Retype, word for word, every line starting at the line with "OCR this image." and ending with the final line of the entries; skip the pictures.

- **SUPPLIED ENTRIES**
※ ※ ※
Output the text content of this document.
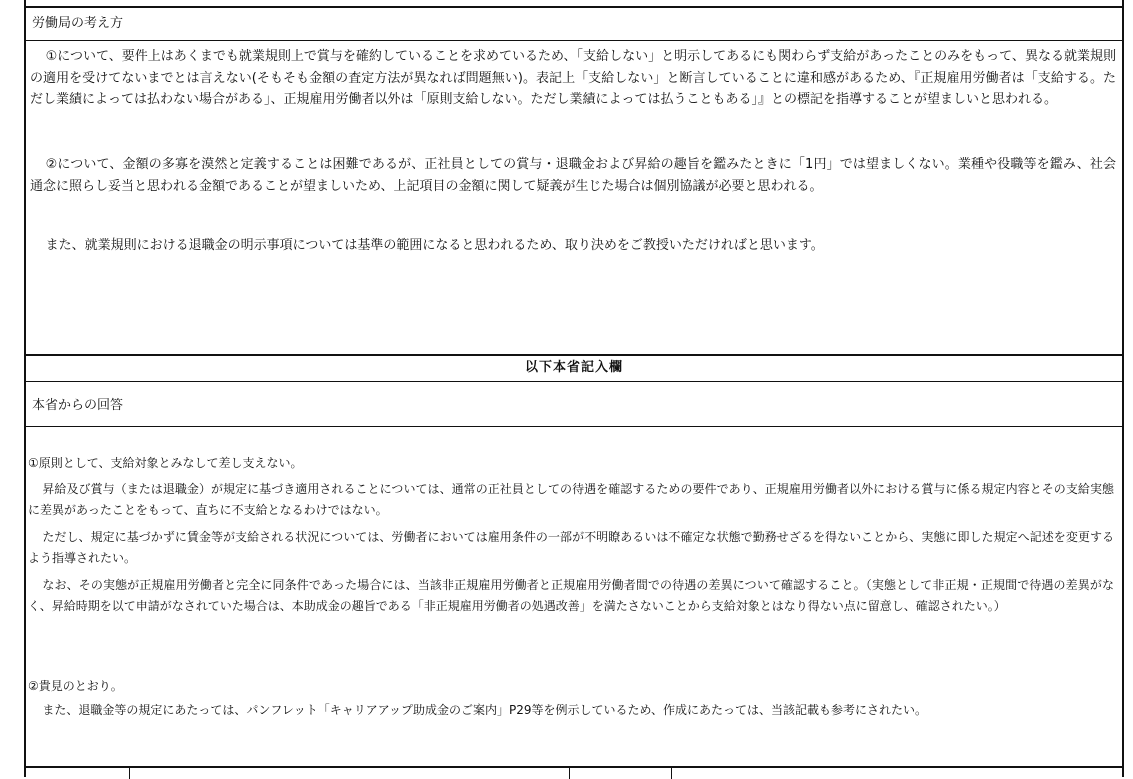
労働局の考え方

①について、要件上はあくまでも就業規則上で賞与を確約していることを求めているため、「支給しない」と明示してあるにも関わらず支給があったことのみをもって、異なる就業規則の適用を受けてないまでとは言えない(そもそも金額の査定方法が異なれば問題無い)。表記上「支給しない」と断言していることに違和感があるため、『正規雇用労働者は「支給する。ただし業績によっては払わない場合がある」、正規雇用労働者以外は「原則支給しない。ただし業績によっては払うこともある」』との標記を指導することが望ましいと思われる。

②について、金額の多寡を漠然と定義することは困難であるが、正社員としての賞与・退職金および昇給の趣旨を鑑みたときに「1円」では望ましくない。業種や役職等を鑑み、社会通念に照らし妥当と思われる金額であることが望ましいため、上記項目の金額に関して疑義が生じた場合は個別協議が必要と思われる。

また、就業規則における退職金の明示事項については基準の範囲になると思われるため、取り決めをご教授いただければと思います。

以下本省記入欄
本省からの回答

①原則として、支給対象とみなして差し支えない。

昇給及び賞与（または退職金）が規定に基づき適用されることについては、通常の正社員としての待遇を確認するための要件であり、正規雇用労働者以外における賞与に係る規定内容とその支給実態に差異があったことをもって、直ちに不支給となるわけではない。

ただし、規定に基づかずに賃金等が支給される状況については、労働者においては雇用条件の一部が不明瞭あるいは不確定な状態で勤務せざるを得ないことから、実態に即した規定へ記述を変更するよう指導されたい。

なお、その実態が正規雇用労働者と完全に同条件であった場合には、当該非正規雇用労働者と正規雇用労働者間での待遇の差異について確認すること。（実態として非正規・正規間で待遇の差異がなく、昇給時期を以て申請がなされていた場合は、本助成金の趣旨である「非正規雇用労働者の処遇改善」を満たさないことから支給対象とはなり得ない点に留意し、確認されたい。）

②貴見のとおり。

また、退職金等の規定にあたっては、パンフレット「キャリアアップ助成金のご案内」P29等を例示しているため、作成にあたっては、当該記載も参考にされたい。
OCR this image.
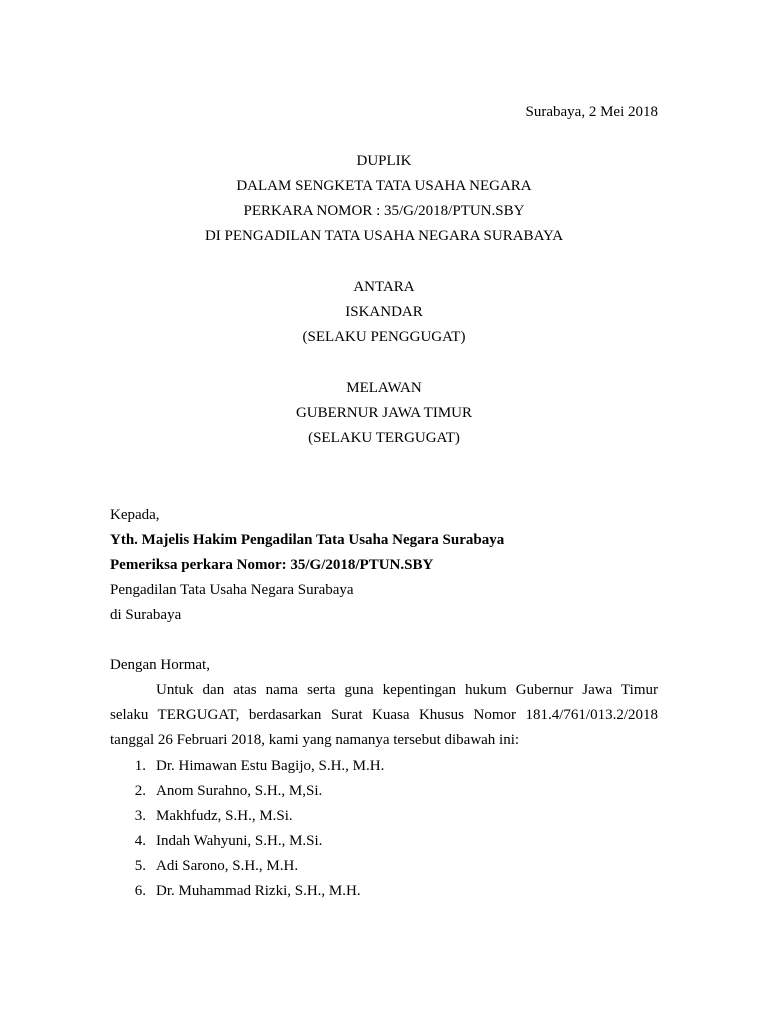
Surabaya, 2 Mei 2018
DUPLIK
DALAM SENGKETA TATA USAHA NEGARA
PERKARA NOMOR : 35/G/2018/PTUN.SBY
DI PENGADILAN TATA USAHA NEGARA SURABAYA
ANTARA
ISKANDAR
(SELAKU PENGGUGAT)
MELAWAN
GUBERNUR JAWA TIMUR
(SELAKU TERGUGAT)
Kepada,
Yth. Majelis Hakim Pengadilan Tata Usaha Negara Surabaya
Pemeriksa perkara Nomor: 35/G/2018/PTUN.SBY
Pengadilan Tata Usaha Negara Surabaya
di Surabaya
Dengan Hormat,
Untuk dan atas nama serta guna kepentingan hukum Gubernur Jawa Timur
selaku TERGUGAT, berdasarkan Surat Kuasa Khusus Nomor 181.4/761/013.2/2018
tanggal 26 Februari 2018, kami yang namanya tersebut dibawah ini:
1. Dr. Himawan Estu Bagijo, S.H., M.H.
2. Anom Surahno, S.H., M,Si.
3. Makhfudz, S.H., M.Si.
4. Indah Wahyuni, S.H., M.Si.
5. Adi Sarono, S.H., M.H.
6. Dr. Muhammad Rizki, S.H., M.H.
※ ※ ※
- **FINAL ANSWER**
OCR this image.
Surabaya, 2 Mei 2018
DUPLIK
DALAM SENGKETA TATA USAHA NEGARA
PERKARA NOMOR : 35/G/2018/PTUN.SBY
DI PENGADILAN TATA USAHA NEGARA SURABAYA
ANTARA
ISKANDAR
(SELAKU PENGGUGAT)
MELAWAN
GUBERNUR JAWA TIMUR
(SELAKU TERGUGAT)
Kepada,
Yth. Majelis Hakim Pengadilan Tata Usaha Negara Surabaya
Pemeriksa perkara Nomor: 35/G/2018/PTUN.SBY
Pengadilan Tata Usaha Negara Surabaya
di Surabaya
Dengan Hormat,
Untuk dan atas nama serta guna kepentingan hukum Gubernur Jawa Timur
selaku TERGUGAT, berdasarkan Surat Kuasa Khusus Nomor 181.4/761/013.2/2018
tanggal 26 Februari 2018, kami yang namanya tersebut dibawah ini:
1. Dr. Himawan Estu Bagijo, S.H., M.H.
2. Anom Surahno, S.H., M,Si.
3. Makhfudz, S.H., M.Si.
4. Indah Wahyuni, S.H., M.Si.
5. Adi Sarono, S.H., M.H.
6. Dr. Muhammad Rizki, S.H., M.H.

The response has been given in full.